>> Start

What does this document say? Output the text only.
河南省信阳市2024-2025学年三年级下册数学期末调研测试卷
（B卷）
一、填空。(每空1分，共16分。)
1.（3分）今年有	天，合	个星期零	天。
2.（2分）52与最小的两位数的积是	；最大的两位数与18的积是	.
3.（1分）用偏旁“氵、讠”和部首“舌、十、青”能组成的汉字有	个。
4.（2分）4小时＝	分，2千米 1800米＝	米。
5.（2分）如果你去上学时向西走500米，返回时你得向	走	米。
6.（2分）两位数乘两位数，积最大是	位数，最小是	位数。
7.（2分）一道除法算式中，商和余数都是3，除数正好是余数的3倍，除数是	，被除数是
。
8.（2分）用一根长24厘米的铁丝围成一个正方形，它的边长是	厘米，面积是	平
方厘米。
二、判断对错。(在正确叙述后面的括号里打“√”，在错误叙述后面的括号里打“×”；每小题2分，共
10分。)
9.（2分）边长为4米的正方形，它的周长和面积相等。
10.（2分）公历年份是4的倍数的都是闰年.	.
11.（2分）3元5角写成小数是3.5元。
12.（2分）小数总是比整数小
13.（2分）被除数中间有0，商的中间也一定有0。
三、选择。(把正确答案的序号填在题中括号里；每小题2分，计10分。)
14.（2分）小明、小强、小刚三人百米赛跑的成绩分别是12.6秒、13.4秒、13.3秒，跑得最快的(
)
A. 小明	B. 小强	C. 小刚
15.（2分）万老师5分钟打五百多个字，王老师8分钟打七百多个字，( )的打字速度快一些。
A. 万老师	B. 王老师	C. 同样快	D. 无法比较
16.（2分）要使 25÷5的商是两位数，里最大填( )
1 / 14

>> End

Exercise task:
Print out every record again, exactly and in full.

Result for this task:
What does this document say? Output the text only.
河南省信阳市2024-2025学年三年级下册数学期末调研测试卷
（B卷）
一、填空。(每空1分，共16分。)
1.（3分）今年有	天，合	个星期零	天。
2.（2分）52与最小的两位数的积是	；最大的两位数与18的积是	.
3.（1分）用偏旁“氵、讠”和部首“舌、十、青”能组成的汉字有	个。
4.（2分）4小时＝	分，2千米 1800米＝	米。
5.（2分）如果你去上学时向西走500米，返回时你得向	走	米。
6.（2分）两位数乘两位数，积最大是	位数，最小是	位数。
7.（2分）一道除法算式中，商和余数都是3，除数正好是余数的3倍，除数是	，被除数是
。
8.（2分）用一根长24厘米的铁丝围成一个正方形，它的边长是	厘米，面积是	平
方厘米。
二、判断对错。(在正确叙述后面的括号里打“√”，在错误叙述后面的括号里打“×”；每小题2分，共
10分。)
9.（2分）边长为4米的正方形，它的周长和面积相等。
10.（2分）公历年份是4的倍数的都是闰年.	.
11.（2分）3元5角写成小数是3.5元。
12.（2分）小数总是比整数小
13.（2分）被除数中间有0，商的中间也一定有0。
三、选择。(把正确答案的序号填在题中括号里；每小题2分，计10分。)
14.（2分）小明、小强、小刚三人百米赛跑的成绩分别是12.6秒、13.4秒、13.3秒，跑得最快的(
)
A. 小明	B. 小强	C. 小刚
15.（2分）万老师5分钟打五百多个字，王老师8分钟打七百多个字，( )的打字速度快一些。
A. 万老师	B. 王老师	C. 同样快	D. 无法比较
16.（2分）要使 25÷5的商是两位数，里最大填( )
1 / 14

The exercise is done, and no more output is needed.